TEXTAUSZUG -
Das hat sich Rahel über Krisen und Schicksalsschläge hinweg bewahrt: unglücklich ihre zerstörerischen Lieben zu Karl Graf von Finckenstein und Don Rafael d’Urquijo, entsetzlich die Knappheit und Vereinsamung nach der preußischen Niederlage 1806, immer spürbar die Beschränkungen eines Lebens als Frau und Jüdin. Mit der Modernisierung Preußens kehrt der Antisemitismus zurück, die neuen Einrichtungen, allen voran die Universität, erfordern eine andere Kultur der Geselligkeit, die Reaktion nach 1819 erschwert Freisinn, stellt auch ihren Mann, Varnhagen, ins Abseits.
Rahel reagiert darauf mit neuen Projekten, starker Hinwendung zur Familie und unermüdlich schreibend. In ihren Briefen, meinte Gottfried Keller, sehe man, „absolute Natur, Wahrheit, Selbstlosigkeit, Genialität“ und zugleich „fortwährende Pose, Selbstverzehrung, Beschwörungssucht, Überredungslist, höchste Naivität des Selbstlobs“. Alles kreist um die eigene Existenz.
Es gibt hinreißende Passagen in diesen stets sorgsam kalkulierten Briefen. Im Juli 1815 berichtet sie Varnhagen aus Baden bei Wien von einem Ausflug ins Gebirge: „Ein Moment war unbeschreiblich; als wir von unserer Ruine so ziemlich ins Thal hinabgestiegen waren, wo es nicht groß und nicht klein war, schien die Sonne nicht mehr; nur auf einer uns gegenüberragenden andern Ruine, die durch Optik ganz im Kreise unsers nicht beschienenen Thales eingeringt war: Es war der Abend selbst. Unschuldig, verhältnißlos, unpersönlich, ungekränkt, ohne Forderung, paradiesisch, ohne Unfall ... Könnt’ ich Silbenmaß finden, wie ich einsehe, fühle und Worte finde, so machte ich hieraus ein bleibendes Gedicht“.

IHRE AUFGABE - Von welchem Ort aus berichtet Rahel laut dem Textauszug im Juli 1815 Varnhagen von einem Ausflug ins Gebirge?

ANGEZEIGTE INFORMATIONEN -

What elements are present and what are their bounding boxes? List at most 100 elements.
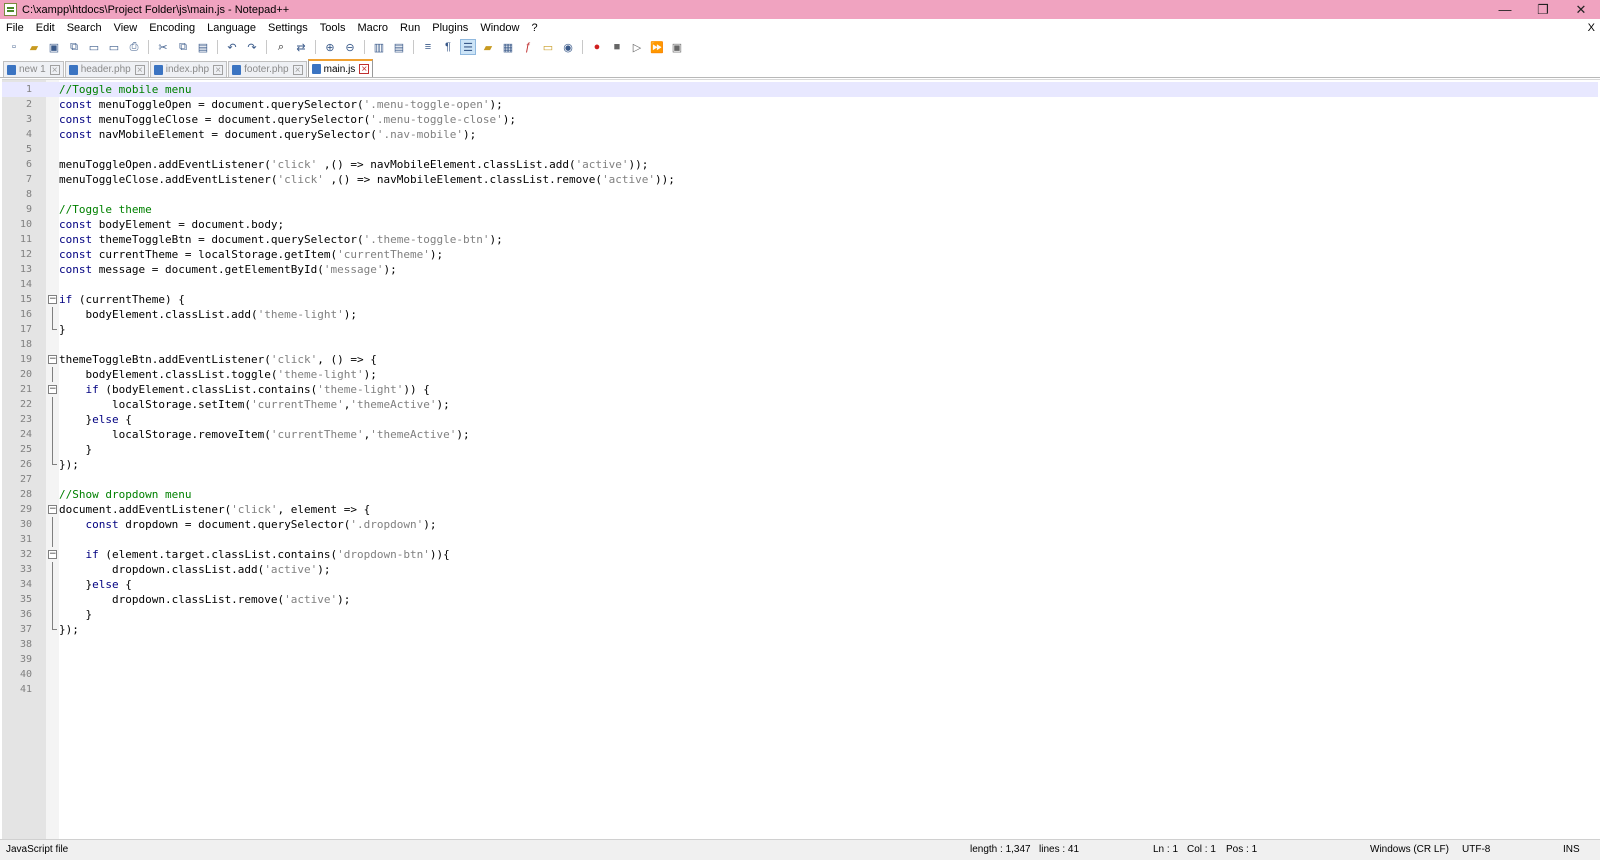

VOLLSTÄNDIGE ANTWORT - Aus Baden bei Wien.